◆ **WHAT YOU NEED TO DO**: Will you give the material below again, every line exactly as it is?

◆ **PROVIDED ENTRIES**:
+-------+

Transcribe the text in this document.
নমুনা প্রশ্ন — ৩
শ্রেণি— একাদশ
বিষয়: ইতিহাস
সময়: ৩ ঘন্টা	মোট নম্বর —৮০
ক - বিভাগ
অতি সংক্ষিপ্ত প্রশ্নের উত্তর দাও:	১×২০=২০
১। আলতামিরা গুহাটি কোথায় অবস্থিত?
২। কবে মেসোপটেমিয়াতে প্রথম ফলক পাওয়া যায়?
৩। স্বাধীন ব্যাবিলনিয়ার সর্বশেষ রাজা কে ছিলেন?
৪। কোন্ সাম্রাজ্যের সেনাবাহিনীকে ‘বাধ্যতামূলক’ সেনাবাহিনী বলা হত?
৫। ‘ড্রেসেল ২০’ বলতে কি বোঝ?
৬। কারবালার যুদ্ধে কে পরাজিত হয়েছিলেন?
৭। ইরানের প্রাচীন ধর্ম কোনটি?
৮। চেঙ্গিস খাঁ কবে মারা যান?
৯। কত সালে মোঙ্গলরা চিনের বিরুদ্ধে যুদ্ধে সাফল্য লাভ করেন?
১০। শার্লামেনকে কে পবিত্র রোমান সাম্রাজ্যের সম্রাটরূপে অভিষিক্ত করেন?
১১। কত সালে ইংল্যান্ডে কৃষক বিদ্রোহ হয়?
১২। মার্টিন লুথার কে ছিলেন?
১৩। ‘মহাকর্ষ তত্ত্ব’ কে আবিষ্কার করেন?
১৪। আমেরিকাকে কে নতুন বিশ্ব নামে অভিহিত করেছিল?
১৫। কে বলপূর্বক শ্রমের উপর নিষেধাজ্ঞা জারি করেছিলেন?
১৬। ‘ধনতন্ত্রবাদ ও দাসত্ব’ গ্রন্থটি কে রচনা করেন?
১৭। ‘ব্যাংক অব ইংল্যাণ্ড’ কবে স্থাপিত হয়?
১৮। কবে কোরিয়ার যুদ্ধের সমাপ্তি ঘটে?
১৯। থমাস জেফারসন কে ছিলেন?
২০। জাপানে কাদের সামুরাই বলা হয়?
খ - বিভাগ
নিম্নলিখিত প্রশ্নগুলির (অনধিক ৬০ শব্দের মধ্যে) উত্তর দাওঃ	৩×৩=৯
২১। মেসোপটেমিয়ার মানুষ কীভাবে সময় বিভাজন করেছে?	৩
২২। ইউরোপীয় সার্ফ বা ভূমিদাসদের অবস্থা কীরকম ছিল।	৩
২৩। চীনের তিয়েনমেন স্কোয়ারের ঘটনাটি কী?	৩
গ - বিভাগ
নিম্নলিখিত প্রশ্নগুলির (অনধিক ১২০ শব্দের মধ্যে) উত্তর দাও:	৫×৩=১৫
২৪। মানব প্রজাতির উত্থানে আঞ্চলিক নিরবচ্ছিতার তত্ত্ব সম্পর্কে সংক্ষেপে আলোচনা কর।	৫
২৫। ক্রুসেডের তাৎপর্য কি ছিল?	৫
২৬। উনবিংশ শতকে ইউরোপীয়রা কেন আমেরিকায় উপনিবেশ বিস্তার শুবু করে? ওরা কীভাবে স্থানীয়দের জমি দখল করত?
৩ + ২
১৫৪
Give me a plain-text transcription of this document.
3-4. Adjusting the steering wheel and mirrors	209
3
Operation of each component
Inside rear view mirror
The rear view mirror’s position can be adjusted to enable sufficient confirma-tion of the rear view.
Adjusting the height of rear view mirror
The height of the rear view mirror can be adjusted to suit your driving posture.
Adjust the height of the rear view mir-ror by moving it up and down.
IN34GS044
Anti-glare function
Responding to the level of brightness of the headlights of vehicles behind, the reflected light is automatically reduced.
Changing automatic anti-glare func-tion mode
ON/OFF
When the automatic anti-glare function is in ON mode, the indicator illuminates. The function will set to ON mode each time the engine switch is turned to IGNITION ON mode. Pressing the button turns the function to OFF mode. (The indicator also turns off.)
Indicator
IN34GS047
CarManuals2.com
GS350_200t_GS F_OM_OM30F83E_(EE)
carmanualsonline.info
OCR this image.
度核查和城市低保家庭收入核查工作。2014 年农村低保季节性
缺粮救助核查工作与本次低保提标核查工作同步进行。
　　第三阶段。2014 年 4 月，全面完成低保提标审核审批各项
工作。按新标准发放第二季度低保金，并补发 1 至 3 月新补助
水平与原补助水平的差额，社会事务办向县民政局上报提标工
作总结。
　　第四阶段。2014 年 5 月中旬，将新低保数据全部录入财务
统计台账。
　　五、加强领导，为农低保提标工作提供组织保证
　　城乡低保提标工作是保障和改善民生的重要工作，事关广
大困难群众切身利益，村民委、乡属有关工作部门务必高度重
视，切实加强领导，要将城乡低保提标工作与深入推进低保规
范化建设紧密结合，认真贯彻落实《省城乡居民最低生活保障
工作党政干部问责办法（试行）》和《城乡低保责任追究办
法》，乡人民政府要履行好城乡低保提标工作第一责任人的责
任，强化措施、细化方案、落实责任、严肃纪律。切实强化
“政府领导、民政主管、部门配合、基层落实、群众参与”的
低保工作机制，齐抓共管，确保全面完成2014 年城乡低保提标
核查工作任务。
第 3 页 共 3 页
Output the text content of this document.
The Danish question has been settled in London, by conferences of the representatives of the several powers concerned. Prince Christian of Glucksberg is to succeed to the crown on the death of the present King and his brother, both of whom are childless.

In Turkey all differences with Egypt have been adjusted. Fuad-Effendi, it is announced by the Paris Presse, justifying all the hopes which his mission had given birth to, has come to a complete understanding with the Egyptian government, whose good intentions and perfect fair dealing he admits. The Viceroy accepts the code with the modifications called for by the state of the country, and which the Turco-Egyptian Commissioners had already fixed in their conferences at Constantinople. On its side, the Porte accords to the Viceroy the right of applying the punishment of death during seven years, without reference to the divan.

+-------+

◆ **EXERCISE ANSWER**:
Transcribe the text in this document.
নমুনা প্রশ্ন — ৩
শ্রেণি— একাদশ
বিষয়: ইতিহাস
সময়: ৩ ঘন্টা	মোট নম্বর —৮০
ক - বিভাগ
অতি সংক্ষিপ্ত প্রশ্নের উত্তর দাও:	১×২০=২০
১। আলতামিরা গুহাটি কোথায় অবস্থিত?
২। কবে মেসোপটেমিয়াতে প্রথম ফলক পাওয়া যায়?
৩। স্বাধীন ব্যাবিলনিয়ার সর্বশেষ রাজা কে ছিলেন?
৪। কোন্ সাম্রাজ্যের সেনাবাহিনীকে ‘বাধ্যতামূলক’ সেনাবাহিনী বলা হত?
৫। ‘ড্রেসেল ২০’ বলতে কি বোঝ?
৬। কারবালার যুদ্ধে কে পরাজিত হয়েছিলেন?
৭। ইরানের প্রাচীন ধর্ম কোনটি?
৮। চেঙ্গিস খাঁ কবে মারা যান?
৯। কত সালে মোঙ্গলরা চিনের বিরুদ্ধে যুদ্ধে সাফল্য লাভ করেন?
১০। শার্লামেনকে কে পবিত্র রোমান সাম্রাজ্যের সম্রাটরূপে অভিষিক্ত করেন?
১১। কত সালে ইংল্যান্ডে কৃষক বিদ্রোহ হয়?
১২। মার্টিন লুথার কে ছিলেন?
১৩। ‘মহাকর্ষ তত্ত্ব’ কে আবিষ্কার করেন?
১৪। আমেরিকাকে কে নতুন বিশ্ব নামে অভিহিত করেছিল?
১৫। কে বলপূর্বক শ্রমের উপর নিষেধাজ্ঞা জারি করেছিলেন?
১৬। ‘ধনতন্ত্রবাদ ও দাসত্ব’ গ্রন্থটি কে রচনা করেন?
১৭। ‘ব্যাংক অব ইংল্যাণ্ড’ কবে স্থাপিত হয়?
১৮। কবে কোরিয়ার যুদ্ধের সমাপ্তি ঘটে?
১৯। থমাস জেফারসন কে ছিলেন?
২০। জাপানে কাদের সামুরাই বলা হয়?
খ - বিভাগ
নিম্নলিখিত প্রশ্নগুলির (অনধিক ৬০ শব্দের মধ্যে) উত্তর দাওঃ	৩×৩=৯
২১। মেসোপটেমিয়ার মানুষ কীভাবে সময় বিভাজন করেছে?	৩
২২। ইউরোপীয় সার্ফ বা ভূমিদাসদের অবস্থা কীরকম ছিল।	৩
২৩। চীনের তিয়েনমেন স্কোয়ারের ঘটনাটি কী?	৩
গ - বিভাগ
নিম্নলিখিত প্রশ্নগুলির (অনধিক ১২০ শব্দের মধ্যে) উত্তর দাও:	৫×৩=১৫
২৪। মানব প্রজাতির উত্থানে আঞ্চলিক নিরবচ্ছিতার তত্ত্ব সম্পর্কে সংক্ষেপে আলোচনা কর।	৫
২৫। ক্রুসেডের তাৎপর্য কি ছিল?	৫
২৬। উনবিংশ শতকে ইউরোপীয়রা কেন আমেরিকায় উপনিবেশ বিস্তার শুবু করে? ওরা কীভাবে স্থানীয়দের জমি দখল করত?
৩ + ২
১৫৪
Give me a plain-text transcription of this document.
3-4. Adjusting the steering wheel and mirrors	209
3
Operation of each component
Inside rear view mirror
The rear view mirror’s position can be adjusted to enable sufficient confirma-tion of the rear view.
Adjusting the height of rear view mirror
The height of the rear view mirror can be adjusted to suit your driving posture.
Adjust the height of the rear view mir-ror by moving it up and down.
IN34GS044
Anti-glare function
Responding to the level of brightness of the headlights of vehicles behind, the reflected light is automatically reduced.
Changing automatic anti-glare func-tion mode
ON/OFF
When the automatic anti-glare function is in ON mode, the indicator illuminates. The function will set to ON mode each time the engine switch is turned to IGNITION ON mode. Pressing the button turns the function to OFF mode. (The indicator also turns off.)
Indicator
IN34GS047
CarManuals2.com
GS350_200t_GS F_OM_OM30F83E_(EE)
carmanualsonline.info
OCR this image.
度核查和城市低保家庭收入核查工作。2014 年农村低保季节性
缺粮救助核查工作与本次低保提标核查工作同步进行。
　　第三阶段。2014 年 4 月，全面完成低保提标审核审批各项
工作。按新标准发放第二季度低保金，并补发 1 至 3 月新补助
水平与原补助水平的差额，社会事务办向县民政局上报提标工
作总结。
　　第四阶段。2014 年 5 月中旬，将新低保数据全部录入财务
统计台账。
　　五、加强领导，为农低保提标工作提供组织保证
　　城乡低保提标工作是保障和改善民生的重要工作，事关广
大困难群众切身利益，村民委、乡属有关工作部门务必高度重
视，切实加强领导，要将城乡低保提标工作与深入推进低保规
范化建设紧密结合，认真贯彻落实《省城乡居民最低生活保障
工作党政干部问责办法（试行）》和《城乡低保责任追究办
法》，乡人民政府要履行好城乡低保提标工作第一责任人的责
任，强化措施、细化方案、落实责任、严肃纪律。切实强化
“政府领导、民政主管、部门配合、基层落实、群众参与”的
低保工作机制，齐抓共管，确保全面完成2014 年城乡低保提标
核查工作任务。
第 3 页 共 3 页
Output the text content of this document.
The Danish question has been settled in London, by conferences of the representatives of the several powers concerned. Prince Christian of Glucksberg is to succeed to the crown on the death of the present King and his brother, both of whom are childless.

In Turkey all differences with Egypt have been adjusted. Fuad-Effendi, it is announced by the Paris Presse, justifying all the hopes which his mission had given birth to, has come to a complete understanding with the Egyptian government, whose good intentions and perfect fair dealing he admits. The Viceroy accepts the code with the modifications called for by the state of the country, and which the Turco-Egyptian Commissioners had already fixed in their conferences at Constantinople. On its side, the Porte accords to the Viceroy the right of applying the punishment of death during seven years, without reference to the divan.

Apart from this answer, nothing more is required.